═══ Material provided ═══
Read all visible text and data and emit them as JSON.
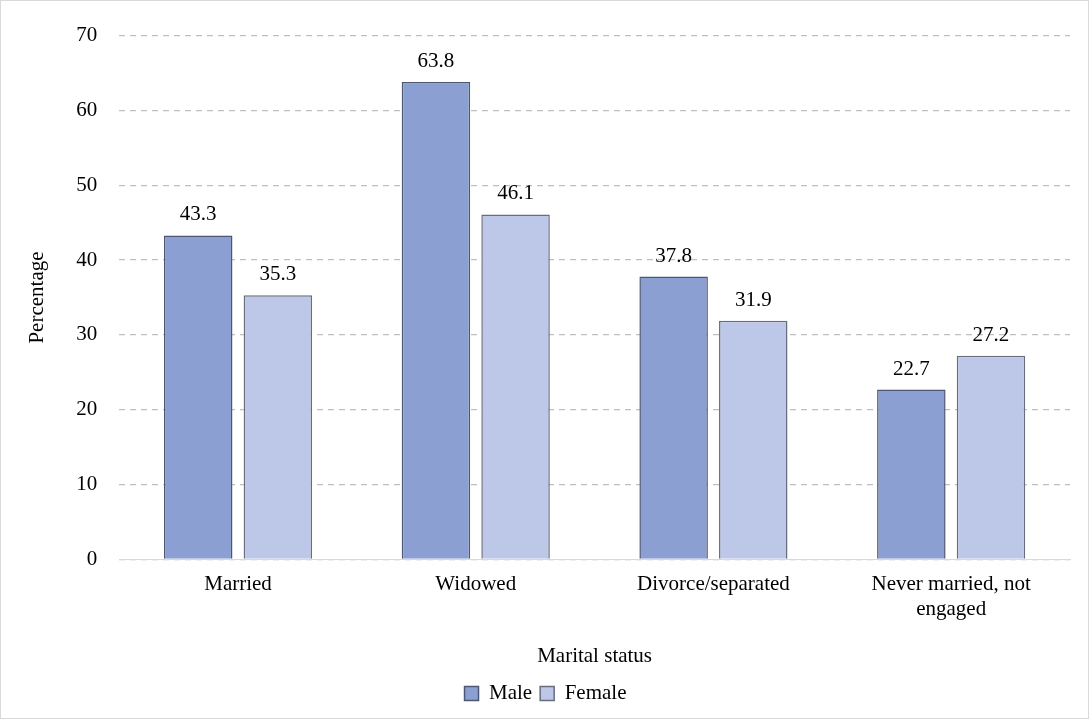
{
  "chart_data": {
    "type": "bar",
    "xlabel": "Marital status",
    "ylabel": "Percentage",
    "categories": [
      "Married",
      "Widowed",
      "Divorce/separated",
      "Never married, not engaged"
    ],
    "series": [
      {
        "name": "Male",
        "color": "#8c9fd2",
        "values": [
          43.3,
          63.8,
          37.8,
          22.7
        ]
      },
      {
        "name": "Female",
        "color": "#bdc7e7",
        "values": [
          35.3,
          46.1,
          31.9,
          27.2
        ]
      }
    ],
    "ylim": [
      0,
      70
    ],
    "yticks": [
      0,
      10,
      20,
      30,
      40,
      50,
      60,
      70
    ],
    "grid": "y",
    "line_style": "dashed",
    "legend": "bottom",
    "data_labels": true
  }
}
═══
**Description of the task**
Your task is to transcribe all of the records precisely, with no images included.

**Response for this exercise**
Read all visible text and data and emit them as JSON.
{
  "chart_data": {
    "type": "bar",
    "xlabel": "Marital status",
    "ylabel": "Percentage",
    "categories": [
      "Married",
      "Widowed",
      "Divorce/separated",
      "Never married, not engaged"
    ],
    "series": [
      {
        "name": "Male",
        "color": "#8c9fd2",
        "values": [
          43.3,
          63.8,
          37.8,
          22.7
        ]
      },
      {
        "name": "Female",
        "color": "#bdc7e7",
        "values": [
          35.3,
          46.1,
          31.9,
          27.2
        ]
      }
    ],
    "ylim": [
      0,
      70
    ],
    "yticks": [
      0,
      10,
      20,
      30,
      40,
      50,
      60,
      70
    ],
    "grid": "y",
    "line_style": "dashed",
    "legend": "bottom",
    "data_labels": true
  }
}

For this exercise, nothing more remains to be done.